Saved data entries
"""
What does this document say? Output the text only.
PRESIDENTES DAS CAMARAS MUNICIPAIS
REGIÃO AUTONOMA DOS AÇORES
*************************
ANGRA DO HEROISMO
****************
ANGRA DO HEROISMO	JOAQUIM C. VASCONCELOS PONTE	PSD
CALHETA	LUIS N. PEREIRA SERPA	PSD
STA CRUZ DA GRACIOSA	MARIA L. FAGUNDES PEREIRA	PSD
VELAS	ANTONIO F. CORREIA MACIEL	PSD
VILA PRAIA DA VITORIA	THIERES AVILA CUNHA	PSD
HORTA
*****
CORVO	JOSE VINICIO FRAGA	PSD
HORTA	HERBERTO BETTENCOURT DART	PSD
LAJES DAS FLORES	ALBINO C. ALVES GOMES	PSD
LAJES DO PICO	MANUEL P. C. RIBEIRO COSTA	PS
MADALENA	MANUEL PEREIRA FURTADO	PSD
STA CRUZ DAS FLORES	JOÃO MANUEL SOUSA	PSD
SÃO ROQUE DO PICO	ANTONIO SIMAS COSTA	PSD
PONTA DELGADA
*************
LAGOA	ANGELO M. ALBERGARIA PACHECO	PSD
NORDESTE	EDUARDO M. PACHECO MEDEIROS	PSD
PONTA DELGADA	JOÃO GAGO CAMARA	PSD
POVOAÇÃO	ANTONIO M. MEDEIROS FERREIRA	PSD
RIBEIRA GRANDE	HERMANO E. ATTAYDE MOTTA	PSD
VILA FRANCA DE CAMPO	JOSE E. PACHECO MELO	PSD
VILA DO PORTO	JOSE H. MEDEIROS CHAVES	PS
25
"""
**Problem requirements**
Reproduce the full listing above, character for character.

**Correct answer**
What does this document say? Output the text only.
PRESIDENTES DAS CAMARAS MUNICIPAIS
REGIÃO AUTONOMA DOS AÇORES
*************************
ANGRA DO HEROISMO
****************
ANGRA DO HEROISMO	JOAQUIM C. VASCONCELOS PONTE	PSD
CALHETA	LUIS N. PEREIRA SERPA	PSD
STA CRUZ DA GRACIOSA	MARIA L. FAGUNDES PEREIRA	PSD
VELAS	ANTONIO F. CORREIA MACIEL	PSD
VILA PRAIA DA VITORIA	THIERES AVILA CUNHA	PSD
HORTA
*****
CORVO	JOSE VINICIO FRAGA	PSD
HORTA	HERBERTO BETTENCOURT DART	PSD
LAJES DAS FLORES	ALBINO C. ALVES GOMES	PSD
LAJES DO PICO	MANUEL P. C. RIBEIRO COSTA	PS
MADALENA	MANUEL PEREIRA FURTADO	PSD
STA CRUZ DAS FLORES	JOÃO MANUEL SOUSA	PSD
SÃO ROQUE DO PICO	ANTONIO SIMAS COSTA	PSD
PONTA DELGADA
*************
LAGOA	ANGELO M. ALBERGARIA PACHECO	PSD
NORDESTE	EDUARDO M. PACHECO MEDEIROS	PSD
PONTA DELGADA	JOÃO GAGO CAMARA	PSD
POVOAÇÃO	ANTONIO M. MEDEIROS FERREIRA	PSD
RIBEIRA GRANDE	HERMANO E. ATTAYDE MOTTA	PSD
VILA FRANCA DE CAMPO	JOSE E. PACHECO MELO	PSD
VILA DO PORTO	JOSE H. MEDEIROS CHAVES	PS
25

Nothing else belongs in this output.